- REQUIREMENT -
Copy the lines from the start of the records through the line containing "x-tick-label: 30% [1313, 634, 1349, 655]", inclusive, keeping each one unchanged.

(Collected data entries)
--- Begin ---

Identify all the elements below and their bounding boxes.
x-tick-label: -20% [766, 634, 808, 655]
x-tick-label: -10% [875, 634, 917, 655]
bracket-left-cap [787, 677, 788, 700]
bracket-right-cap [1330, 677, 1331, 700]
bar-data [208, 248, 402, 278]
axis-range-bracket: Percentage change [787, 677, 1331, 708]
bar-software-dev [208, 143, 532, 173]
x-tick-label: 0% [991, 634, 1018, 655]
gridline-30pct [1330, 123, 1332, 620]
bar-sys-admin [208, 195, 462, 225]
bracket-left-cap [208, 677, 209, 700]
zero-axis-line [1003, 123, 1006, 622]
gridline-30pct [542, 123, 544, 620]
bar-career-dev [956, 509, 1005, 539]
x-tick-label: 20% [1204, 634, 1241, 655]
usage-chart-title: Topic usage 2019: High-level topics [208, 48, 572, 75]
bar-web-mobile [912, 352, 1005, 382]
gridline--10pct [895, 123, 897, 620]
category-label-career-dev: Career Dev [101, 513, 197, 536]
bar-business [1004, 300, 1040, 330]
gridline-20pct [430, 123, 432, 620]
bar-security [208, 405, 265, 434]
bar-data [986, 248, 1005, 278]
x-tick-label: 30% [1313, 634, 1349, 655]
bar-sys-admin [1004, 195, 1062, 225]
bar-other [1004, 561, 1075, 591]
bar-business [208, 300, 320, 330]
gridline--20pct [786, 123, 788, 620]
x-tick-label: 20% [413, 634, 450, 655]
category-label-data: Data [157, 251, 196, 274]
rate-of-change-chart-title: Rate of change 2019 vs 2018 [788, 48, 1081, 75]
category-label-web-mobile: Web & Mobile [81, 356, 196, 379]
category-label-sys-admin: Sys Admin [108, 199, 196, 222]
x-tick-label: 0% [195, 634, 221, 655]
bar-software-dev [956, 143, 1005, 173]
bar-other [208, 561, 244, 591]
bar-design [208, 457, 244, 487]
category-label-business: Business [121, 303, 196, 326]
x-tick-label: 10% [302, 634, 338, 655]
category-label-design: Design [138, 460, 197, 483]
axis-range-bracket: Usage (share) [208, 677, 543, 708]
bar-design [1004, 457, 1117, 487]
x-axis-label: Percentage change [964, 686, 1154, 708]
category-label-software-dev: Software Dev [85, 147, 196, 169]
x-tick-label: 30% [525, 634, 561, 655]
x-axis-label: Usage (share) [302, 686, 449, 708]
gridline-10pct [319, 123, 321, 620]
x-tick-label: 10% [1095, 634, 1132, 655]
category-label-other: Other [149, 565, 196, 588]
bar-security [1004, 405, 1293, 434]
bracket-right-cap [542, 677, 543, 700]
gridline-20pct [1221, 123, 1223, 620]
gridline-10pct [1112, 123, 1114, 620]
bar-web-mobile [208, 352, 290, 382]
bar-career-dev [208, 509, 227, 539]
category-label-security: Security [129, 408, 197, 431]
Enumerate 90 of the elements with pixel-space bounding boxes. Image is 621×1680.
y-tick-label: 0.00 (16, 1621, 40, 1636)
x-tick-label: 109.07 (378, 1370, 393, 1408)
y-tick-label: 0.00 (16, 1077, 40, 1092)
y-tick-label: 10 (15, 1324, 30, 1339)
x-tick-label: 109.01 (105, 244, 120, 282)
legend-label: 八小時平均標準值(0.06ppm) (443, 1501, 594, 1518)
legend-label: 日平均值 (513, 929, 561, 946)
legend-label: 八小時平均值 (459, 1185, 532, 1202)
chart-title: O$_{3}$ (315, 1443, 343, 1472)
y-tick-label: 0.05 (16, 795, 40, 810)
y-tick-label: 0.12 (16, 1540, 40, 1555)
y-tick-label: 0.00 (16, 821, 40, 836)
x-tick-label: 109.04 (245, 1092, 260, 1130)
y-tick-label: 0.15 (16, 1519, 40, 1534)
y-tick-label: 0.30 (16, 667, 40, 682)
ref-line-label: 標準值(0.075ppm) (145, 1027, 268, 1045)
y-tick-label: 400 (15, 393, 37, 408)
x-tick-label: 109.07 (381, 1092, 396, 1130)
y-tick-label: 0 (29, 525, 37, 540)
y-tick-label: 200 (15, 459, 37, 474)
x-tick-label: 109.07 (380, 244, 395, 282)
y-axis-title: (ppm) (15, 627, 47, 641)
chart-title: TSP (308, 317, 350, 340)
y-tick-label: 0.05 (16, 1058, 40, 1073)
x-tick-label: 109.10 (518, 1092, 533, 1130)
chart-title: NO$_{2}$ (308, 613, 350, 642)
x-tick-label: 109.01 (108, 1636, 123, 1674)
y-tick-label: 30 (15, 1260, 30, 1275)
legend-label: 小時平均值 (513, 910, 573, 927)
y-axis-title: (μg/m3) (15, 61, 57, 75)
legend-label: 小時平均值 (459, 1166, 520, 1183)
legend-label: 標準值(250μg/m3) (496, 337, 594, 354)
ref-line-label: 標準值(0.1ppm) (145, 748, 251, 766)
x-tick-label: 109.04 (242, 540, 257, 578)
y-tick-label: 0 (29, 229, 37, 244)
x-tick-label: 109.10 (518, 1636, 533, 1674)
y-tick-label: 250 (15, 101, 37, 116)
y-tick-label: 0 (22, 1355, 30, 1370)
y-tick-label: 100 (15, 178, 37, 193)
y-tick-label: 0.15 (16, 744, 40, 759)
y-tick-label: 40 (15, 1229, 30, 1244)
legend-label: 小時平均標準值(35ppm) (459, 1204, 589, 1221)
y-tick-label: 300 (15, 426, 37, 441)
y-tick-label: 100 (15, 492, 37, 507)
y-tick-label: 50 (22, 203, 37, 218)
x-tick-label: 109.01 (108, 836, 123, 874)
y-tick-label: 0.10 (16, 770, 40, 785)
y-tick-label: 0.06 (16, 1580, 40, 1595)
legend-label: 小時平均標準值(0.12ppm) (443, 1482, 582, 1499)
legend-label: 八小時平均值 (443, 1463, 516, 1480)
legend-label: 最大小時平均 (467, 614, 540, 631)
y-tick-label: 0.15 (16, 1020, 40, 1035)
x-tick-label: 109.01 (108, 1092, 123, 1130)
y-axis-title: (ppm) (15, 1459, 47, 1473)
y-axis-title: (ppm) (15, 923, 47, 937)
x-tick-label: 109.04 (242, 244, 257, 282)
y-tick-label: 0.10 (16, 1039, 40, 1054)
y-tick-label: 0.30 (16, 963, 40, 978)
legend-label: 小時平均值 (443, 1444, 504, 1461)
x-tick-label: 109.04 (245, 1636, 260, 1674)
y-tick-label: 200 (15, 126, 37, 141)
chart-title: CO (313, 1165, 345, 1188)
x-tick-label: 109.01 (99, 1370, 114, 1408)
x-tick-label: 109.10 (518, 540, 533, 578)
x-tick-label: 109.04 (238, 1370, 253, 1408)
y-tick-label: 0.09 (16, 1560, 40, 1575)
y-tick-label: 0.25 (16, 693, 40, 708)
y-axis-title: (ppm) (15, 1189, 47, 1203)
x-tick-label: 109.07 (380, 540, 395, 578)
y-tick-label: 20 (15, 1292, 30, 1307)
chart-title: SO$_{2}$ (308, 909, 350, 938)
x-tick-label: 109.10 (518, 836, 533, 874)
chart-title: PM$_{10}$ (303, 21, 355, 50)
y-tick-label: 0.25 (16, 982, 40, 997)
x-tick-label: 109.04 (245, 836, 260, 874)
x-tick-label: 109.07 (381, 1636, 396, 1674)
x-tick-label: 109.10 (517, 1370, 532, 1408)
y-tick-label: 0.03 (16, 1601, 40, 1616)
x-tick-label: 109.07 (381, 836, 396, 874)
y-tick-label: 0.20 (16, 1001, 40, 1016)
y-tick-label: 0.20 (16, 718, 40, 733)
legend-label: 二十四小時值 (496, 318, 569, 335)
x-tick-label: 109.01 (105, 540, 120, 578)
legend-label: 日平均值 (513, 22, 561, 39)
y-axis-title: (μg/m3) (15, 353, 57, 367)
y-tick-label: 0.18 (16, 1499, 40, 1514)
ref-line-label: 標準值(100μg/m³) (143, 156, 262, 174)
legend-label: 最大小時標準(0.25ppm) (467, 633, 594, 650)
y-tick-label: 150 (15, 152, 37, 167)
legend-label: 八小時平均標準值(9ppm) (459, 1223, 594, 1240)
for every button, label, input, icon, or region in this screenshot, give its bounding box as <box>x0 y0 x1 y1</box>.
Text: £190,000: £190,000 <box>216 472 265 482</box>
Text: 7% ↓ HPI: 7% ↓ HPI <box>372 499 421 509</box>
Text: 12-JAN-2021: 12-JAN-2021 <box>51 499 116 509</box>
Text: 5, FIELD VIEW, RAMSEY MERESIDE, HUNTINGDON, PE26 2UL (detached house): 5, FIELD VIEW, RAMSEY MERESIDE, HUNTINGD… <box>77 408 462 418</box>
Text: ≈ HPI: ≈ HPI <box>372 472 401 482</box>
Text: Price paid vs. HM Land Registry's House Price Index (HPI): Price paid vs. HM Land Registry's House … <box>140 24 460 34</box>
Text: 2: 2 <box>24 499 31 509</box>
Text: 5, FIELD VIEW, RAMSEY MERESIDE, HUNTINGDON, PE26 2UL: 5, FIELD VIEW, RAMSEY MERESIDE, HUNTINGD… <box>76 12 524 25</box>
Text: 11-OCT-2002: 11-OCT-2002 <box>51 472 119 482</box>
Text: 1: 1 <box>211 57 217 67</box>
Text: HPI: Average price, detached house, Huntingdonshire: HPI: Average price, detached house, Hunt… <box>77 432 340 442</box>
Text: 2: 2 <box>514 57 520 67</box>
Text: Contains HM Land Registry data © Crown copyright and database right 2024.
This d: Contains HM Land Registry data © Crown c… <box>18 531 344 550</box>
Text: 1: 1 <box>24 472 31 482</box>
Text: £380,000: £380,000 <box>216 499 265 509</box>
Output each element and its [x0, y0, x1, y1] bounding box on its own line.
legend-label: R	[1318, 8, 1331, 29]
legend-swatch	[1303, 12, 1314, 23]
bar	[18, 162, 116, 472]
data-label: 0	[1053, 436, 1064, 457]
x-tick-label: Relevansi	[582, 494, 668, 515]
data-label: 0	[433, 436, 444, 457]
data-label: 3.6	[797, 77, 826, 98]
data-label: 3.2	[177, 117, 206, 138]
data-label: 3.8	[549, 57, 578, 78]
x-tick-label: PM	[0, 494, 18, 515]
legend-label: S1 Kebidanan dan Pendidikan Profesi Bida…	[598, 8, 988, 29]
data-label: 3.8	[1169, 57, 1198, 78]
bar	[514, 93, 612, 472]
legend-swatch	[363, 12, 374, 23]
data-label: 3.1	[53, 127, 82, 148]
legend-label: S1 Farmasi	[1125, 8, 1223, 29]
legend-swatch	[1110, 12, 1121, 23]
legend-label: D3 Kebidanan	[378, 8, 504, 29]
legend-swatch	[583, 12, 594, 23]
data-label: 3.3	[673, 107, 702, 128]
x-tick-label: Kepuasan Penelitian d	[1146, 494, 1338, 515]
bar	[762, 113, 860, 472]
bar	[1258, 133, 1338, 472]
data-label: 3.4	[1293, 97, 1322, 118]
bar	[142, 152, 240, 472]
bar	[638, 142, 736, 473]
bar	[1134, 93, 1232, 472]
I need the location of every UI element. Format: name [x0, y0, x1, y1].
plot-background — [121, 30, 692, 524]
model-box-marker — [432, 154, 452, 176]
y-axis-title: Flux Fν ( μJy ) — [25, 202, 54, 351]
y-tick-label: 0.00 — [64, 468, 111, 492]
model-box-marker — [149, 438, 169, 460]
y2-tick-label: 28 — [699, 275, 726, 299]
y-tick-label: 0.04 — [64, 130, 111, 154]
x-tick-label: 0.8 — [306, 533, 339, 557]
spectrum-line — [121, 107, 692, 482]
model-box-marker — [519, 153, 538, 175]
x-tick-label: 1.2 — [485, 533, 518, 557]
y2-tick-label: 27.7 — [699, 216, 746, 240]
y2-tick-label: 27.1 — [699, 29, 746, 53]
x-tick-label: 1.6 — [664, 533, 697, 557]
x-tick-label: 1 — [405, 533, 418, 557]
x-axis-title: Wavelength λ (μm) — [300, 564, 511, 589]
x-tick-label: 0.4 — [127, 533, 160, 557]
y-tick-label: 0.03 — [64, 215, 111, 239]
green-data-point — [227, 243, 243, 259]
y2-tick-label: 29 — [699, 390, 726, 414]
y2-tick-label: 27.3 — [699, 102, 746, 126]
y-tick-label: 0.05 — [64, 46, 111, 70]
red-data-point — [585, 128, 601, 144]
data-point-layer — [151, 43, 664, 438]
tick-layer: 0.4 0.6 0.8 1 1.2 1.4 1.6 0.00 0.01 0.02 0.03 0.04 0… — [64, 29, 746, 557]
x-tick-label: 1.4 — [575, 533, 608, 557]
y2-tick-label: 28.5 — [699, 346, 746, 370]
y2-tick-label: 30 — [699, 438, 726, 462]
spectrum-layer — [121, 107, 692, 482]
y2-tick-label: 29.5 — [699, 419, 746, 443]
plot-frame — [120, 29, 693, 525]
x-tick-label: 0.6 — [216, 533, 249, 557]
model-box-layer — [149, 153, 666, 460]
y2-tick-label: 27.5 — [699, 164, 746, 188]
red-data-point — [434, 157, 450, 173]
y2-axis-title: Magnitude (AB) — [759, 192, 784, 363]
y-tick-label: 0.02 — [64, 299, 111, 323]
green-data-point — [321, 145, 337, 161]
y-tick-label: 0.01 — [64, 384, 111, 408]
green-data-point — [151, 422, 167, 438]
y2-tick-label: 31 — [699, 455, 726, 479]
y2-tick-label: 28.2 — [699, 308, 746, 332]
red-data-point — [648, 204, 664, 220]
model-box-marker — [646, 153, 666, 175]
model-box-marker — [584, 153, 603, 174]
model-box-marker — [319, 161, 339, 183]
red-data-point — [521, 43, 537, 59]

--- End ---

- OUTPUT FOR THIS EXERCISE -
Identify all the elements below and their bounding boxes.
x-tick-label: -20% [766, 634, 808, 655]
x-tick-label: -10% [875, 634, 917, 655]
bracket-left-cap [787, 677, 788, 700]
bracket-right-cap [1330, 677, 1331, 700]
bar-data [208, 248, 402, 278]
axis-range-bracket: Percentage change [787, 677, 1331, 708]
bar-software-dev [208, 143, 532, 173]
x-tick-label: 0% [991, 634, 1018, 655]
gridline-30pct [1330, 123, 1332, 620]
bar-sys-admin [208, 195, 462, 225]
bracket-left-cap [208, 677, 209, 700]
zero-axis-line [1003, 123, 1006, 622]
gridline-30pct [542, 123, 544, 620]
bar-career-dev [956, 509, 1005, 539]
x-tick-label: 20% [1204, 634, 1241, 655]
usage-chart-title: Topic usage 2019: High-level topics [208, 48, 572, 75]
bar-web-mobile [912, 352, 1005, 382]
gridline--10pct [895, 123, 897, 620]
category-label-career-dev: Career Dev [101, 513, 197, 536]
bar-business [1004, 300, 1040, 330]
gridline-20pct [430, 123, 432, 620]
bar-security [208, 405, 265, 434]
bar-data [986, 248, 1005, 278]
x-tick-label: 30% [1313, 634, 1349, 655]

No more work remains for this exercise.